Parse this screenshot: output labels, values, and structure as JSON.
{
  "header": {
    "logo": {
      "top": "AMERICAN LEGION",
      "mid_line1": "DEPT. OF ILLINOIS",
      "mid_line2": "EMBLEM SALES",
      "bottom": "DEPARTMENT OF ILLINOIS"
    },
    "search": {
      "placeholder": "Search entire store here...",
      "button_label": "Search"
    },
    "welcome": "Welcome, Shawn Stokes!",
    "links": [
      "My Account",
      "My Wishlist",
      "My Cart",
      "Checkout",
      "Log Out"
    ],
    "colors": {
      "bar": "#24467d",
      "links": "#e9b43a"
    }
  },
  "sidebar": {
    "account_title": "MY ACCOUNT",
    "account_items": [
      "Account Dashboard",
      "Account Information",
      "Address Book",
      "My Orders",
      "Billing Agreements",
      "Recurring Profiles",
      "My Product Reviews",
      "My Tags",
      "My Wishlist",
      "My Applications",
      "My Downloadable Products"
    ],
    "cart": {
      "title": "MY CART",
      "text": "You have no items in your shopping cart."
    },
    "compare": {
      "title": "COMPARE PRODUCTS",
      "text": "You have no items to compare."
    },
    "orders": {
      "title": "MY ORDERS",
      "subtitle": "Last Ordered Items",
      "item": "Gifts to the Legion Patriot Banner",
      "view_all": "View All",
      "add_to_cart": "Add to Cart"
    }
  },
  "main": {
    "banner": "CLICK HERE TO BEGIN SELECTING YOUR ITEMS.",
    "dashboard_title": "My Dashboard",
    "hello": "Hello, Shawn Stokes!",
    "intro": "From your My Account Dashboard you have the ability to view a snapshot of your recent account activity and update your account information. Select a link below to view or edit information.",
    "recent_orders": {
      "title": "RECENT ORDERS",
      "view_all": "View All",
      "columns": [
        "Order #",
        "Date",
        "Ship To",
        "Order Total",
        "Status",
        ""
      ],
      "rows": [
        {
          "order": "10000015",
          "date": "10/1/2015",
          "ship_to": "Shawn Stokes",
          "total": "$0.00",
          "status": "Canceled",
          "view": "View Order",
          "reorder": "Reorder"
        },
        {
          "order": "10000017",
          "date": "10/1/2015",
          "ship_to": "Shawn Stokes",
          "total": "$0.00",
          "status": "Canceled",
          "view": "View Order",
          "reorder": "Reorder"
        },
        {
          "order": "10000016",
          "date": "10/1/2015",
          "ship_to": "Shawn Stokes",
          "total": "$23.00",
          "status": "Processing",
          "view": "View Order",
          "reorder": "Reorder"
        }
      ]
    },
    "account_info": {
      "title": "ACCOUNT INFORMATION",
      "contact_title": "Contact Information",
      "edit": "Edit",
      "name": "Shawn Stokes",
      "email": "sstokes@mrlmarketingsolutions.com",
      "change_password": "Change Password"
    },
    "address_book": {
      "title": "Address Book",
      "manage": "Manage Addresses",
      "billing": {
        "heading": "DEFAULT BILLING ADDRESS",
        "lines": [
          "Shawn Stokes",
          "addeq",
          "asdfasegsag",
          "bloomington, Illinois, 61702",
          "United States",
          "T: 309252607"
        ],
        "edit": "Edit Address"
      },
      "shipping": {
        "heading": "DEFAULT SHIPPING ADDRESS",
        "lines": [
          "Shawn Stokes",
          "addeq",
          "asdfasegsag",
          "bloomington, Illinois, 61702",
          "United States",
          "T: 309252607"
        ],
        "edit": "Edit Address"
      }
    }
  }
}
───
Quote the whole listing above, leaving nothing out.

Parse this screenshot: output labels, values, and structure as JSON.
{
  "header": {
    "logo": {
      "top": "AMERICAN LEGION",
      "mid_line1": "DEPT. OF ILLINOIS",
      "mid_line2": "EMBLEM SALES",
      "bottom": "DEPARTMENT OF ILLINOIS"
    },
    "search": {
      "placeholder": "Search entire store here...",
      "button_label": "Search"
    },
    "welcome": "Welcome, Shawn Stokes!",
    "links": [
      "My Account",
      "My Wishlist",
      "My Cart",
      "Checkout",
      "Log Out"
    ],
    "colors": {
      "bar": "#24467d",
      "links": "#e9b43a"
    }
  },
  "sidebar": {
    "account_title": "MY ACCOUNT",
    "account_items": [
      "Account Dashboard",
      "Account Information",
      "Address Book",
      "My Orders",
      "Billing Agreements",
      "Recurring Profiles",
      "My Product Reviews",
      "My Tags",
      "My Wishlist",
      "My Applications",
      "My Downloadable Products"
    ],
    "cart": {
      "title": "MY CART",
      "text": "You have no items in your shopping cart."
    },
    "compare": {
      "title": "COMPARE PRODUCTS",
      "text": "You have no items to compare."
    },
    "orders": {
      "title": "MY ORDERS",
      "subtitle": "Last Ordered Items",
      "item": "Gifts to the Legion Patriot Banner",
      "view_all": "View All",
      "add_to_cart": "Add to Cart"
    }
  },
  "main": {
    "banner": "CLICK HERE TO BEGIN SELECTING YOUR ITEMS.",
    "dashboard_title": "My Dashboard",
    "hello": "Hello, Shawn Stokes!",
    "intro": "From your My Account Dashboard you have the ability to view a snapshot of your recent account activity and update your account information. Select a link below to view or edit information.",
    "recent_orders": {
      "title": "RECENT ORDERS",
      "view_all": "View All",
      "columns": [
        "Order #",
        "Date",
        "Ship To",
        "Order Total",
        "Status",
        ""
      ],
      "rows": [
        {
          "order": "10000015",
          "date": "10/1/2015",
          "ship_to": "Shawn Stokes",
          "total": "$0.00",
          "status": "Canceled",
          "view": "View Order",
          "reorder": "Reorder"
        },
        {
          "order": "10000017",
          "date": "10/1/2015",
          "ship_to": "Shawn Stokes",
          "total": "$0.00",
          "status": "Canceled",
          "view": "View Order",
          "reorder": "Reorder"
        },
        {
          "order": "10000016",
          "date": "10/1/2015",
          "ship_to": "Shawn Stokes",
          "total": "$23.00",
          "status": "Processing",
          "view": "View Order",
          "reorder": "Reorder"
        }
      ]
    },
    "account_info": {
      "title": "ACCOUNT INFORMATION",
      "contact_title": "Contact Information",
      "edit": "Edit",
      "name": "Shawn Stokes",
      "email": "sstokes@mrlmarketingsolutions.com",
      "change_password": "Change Password"
    },
    "address_book": {
      "title": "Address Book",
      "manage": "Manage Addresses",
      "billing": {
        "heading": "DEFAULT BILLING ADDRESS",
        "lines": [
          "Shawn Stokes",
          "addeq",
          "asdfasegsag",
          "bloomington, Illinois, 61702",
          "United States",
          "T: 309252607"
        ],
        "edit": "Edit Address"
      },
      "shipping": {
        "heading": "DEFAULT SHIPPING ADDRESS",
        "lines": [
          "Shawn Stokes",
          "addeq",
          "asdfasegsag",
          "bloomington, Illinois, 61702",
          "United States",
          "T: 309252607"
        ],
        "edit": "Edit Address"
      }
    }
  }
}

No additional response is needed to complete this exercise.